>>

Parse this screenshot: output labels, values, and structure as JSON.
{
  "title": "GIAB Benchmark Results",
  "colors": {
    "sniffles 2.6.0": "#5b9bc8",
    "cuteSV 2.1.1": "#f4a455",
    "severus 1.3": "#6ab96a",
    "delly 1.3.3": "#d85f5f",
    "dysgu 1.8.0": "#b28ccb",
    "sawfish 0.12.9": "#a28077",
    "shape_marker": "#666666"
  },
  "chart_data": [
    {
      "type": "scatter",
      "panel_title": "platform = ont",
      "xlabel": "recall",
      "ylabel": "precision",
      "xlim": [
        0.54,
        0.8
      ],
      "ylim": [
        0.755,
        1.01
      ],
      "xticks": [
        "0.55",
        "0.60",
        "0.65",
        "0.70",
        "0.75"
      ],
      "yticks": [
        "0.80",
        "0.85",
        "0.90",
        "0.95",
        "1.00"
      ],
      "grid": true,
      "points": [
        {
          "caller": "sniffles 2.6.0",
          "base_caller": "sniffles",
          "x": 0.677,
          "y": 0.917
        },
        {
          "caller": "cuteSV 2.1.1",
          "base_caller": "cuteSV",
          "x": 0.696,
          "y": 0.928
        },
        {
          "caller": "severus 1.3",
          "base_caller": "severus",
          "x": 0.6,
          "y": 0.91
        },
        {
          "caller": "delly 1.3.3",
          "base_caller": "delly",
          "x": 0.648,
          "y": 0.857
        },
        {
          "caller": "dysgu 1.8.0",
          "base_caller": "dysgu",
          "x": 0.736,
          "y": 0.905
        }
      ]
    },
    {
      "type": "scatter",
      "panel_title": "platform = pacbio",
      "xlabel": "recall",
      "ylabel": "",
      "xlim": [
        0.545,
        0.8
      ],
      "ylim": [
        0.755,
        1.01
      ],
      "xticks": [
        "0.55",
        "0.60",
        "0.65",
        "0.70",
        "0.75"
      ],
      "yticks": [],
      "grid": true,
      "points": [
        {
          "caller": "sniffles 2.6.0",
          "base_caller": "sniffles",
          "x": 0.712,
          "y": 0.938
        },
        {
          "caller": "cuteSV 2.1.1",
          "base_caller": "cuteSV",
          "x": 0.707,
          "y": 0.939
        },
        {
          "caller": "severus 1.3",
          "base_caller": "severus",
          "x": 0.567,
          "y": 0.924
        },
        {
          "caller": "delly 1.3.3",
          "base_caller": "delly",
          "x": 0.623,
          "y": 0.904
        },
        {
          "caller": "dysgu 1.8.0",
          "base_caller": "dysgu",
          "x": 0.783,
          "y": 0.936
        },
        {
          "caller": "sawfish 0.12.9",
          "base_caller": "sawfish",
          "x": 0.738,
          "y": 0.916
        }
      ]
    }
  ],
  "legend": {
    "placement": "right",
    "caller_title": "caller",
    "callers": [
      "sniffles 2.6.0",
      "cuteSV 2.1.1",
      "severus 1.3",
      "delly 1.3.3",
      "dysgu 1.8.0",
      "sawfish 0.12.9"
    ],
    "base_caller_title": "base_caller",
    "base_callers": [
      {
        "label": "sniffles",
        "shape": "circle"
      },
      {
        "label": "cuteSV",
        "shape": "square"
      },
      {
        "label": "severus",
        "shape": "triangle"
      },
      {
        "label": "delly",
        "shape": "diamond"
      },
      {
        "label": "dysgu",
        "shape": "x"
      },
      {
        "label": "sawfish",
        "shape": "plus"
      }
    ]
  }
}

<<

Goal: Every line of the data above should be copied exactly.

Exercise answer:
Parse this screenshot: output labels, values, and structure as JSON.
{
  "title": "GIAB Benchmark Results",
  "colors": {
    "sniffles 2.6.0": "#5b9bc8",
    "cuteSV 2.1.1": "#f4a455",
    "severus 1.3": "#6ab96a",
    "delly 1.3.3": "#d85f5f",
    "dysgu 1.8.0": "#b28ccb",
    "sawfish 0.12.9": "#a28077",
    "shape_marker": "#666666"
  },
  "chart_data": [
    {
      "type": "scatter",
      "panel_title": "platform = ont",
      "xlabel": "recall",
      "ylabel": "precision",
      "xlim": [
        0.54,
        0.8
      ],
      "ylim": [
        0.755,
        1.01
      ],
      "xticks": [
        "0.55",
        "0.60",
        "0.65",
        "0.70",
        "0.75"
      ],
      "yticks": [
        "0.80",
        "0.85",
        "0.90",
        "0.95",
        "1.00"
      ],
      "grid": true,
      "points": [
        {
          "caller": "sniffles 2.6.0",
          "base_caller": "sniffles",
          "x": 0.677,
          "y": 0.917
        },
        {
          "caller": "cuteSV 2.1.1",
          "base_caller": "cuteSV",
          "x": 0.696,
          "y": 0.928
        },
        {
          "caller": "severus 1.3",
          "base_caller": "severus",
          "x": 0.6,
          "y": 0.91
        },
        {
          "caller": "delly 1.3.3",
          "base_caller": "delly",
          "x": 0.648,
          "y": 0.857
        },
        {
          "caller": "dysgu 1.8.0",
          "base_caller": "dysgu",
          "x": 0.736,
          "y": 0.905
        }
      ]
    },
    {
      "type": "scatter",
      "panel_title": "platform = pacbio",
      "xlabel": "recall",
      "ylabel": "",
      "xlim": [
        0.545,
        0.8
      ],
      "ylim": [
        0.755,
        1.01
      ],
      "xticks": [
        "0.55",
        "0.60",
        "0.65",
        "0.70",
        "0.75"
      ],
      "yticks": [],
      "grid": true,
      "points": [
        {
          "caller": "sniffles 2.6.0",
          "base_caller": "sniffles",
          "x": 0.712,
          "y": 0.938
        },
        {
          "caller": "cuteSV 2.1.1",
          "base_caller": "cuteSV",
          "x": 0.707,
          "y": 0.939
        },
        {
          "caller": "severus 1.3",
          "base_caller": "severus",
          "x": 0.567,
          "y": 0.924
        },
        {
          "caller": "delly 1.3.3",
          "base_caller": "delly",
          "x": 0.623,
          "y": 0.904
        },
        {
          "caller": "dysgu 1.8.0",
          "base_caller": "dysgu",
          "x": 0.783,
          "y": 0.936
        },
        {
          "caller": "sawfish 0.12.9",
          "base_caller": "sawfish",
          "x": 0.738,
          "y": 0.916
        }
      ]
    }
  ],
  "legend": {
    "placement": "right",
    "caller_title": "caller",
    "callers": [
      "sniffles 2.6.0",
      "cuteSV 2.1.1",
      "severus 1.3",
      "delly 1.3.3",
      "dysgu 1.8.0",
      "sawfish 0.12.9"
    ],
    "base_caller_title": "base_caller",
    "base_callers": [
      {
        "label": "sniffles",
        "shape": "circle"
      },
      {
        "label": "cuteSV",
        "shape": "square"
      },
      {
        "label": "severus",
        "shape": "triangle"
      },
      {
        "label": "delly",
        "shape": "diamond"
      },
      {
        "label": "dysgu",
        "shape": "x"
      },
      {
        "label": "sawfish",
        "shape": "plus"
      }
    ]
  }
}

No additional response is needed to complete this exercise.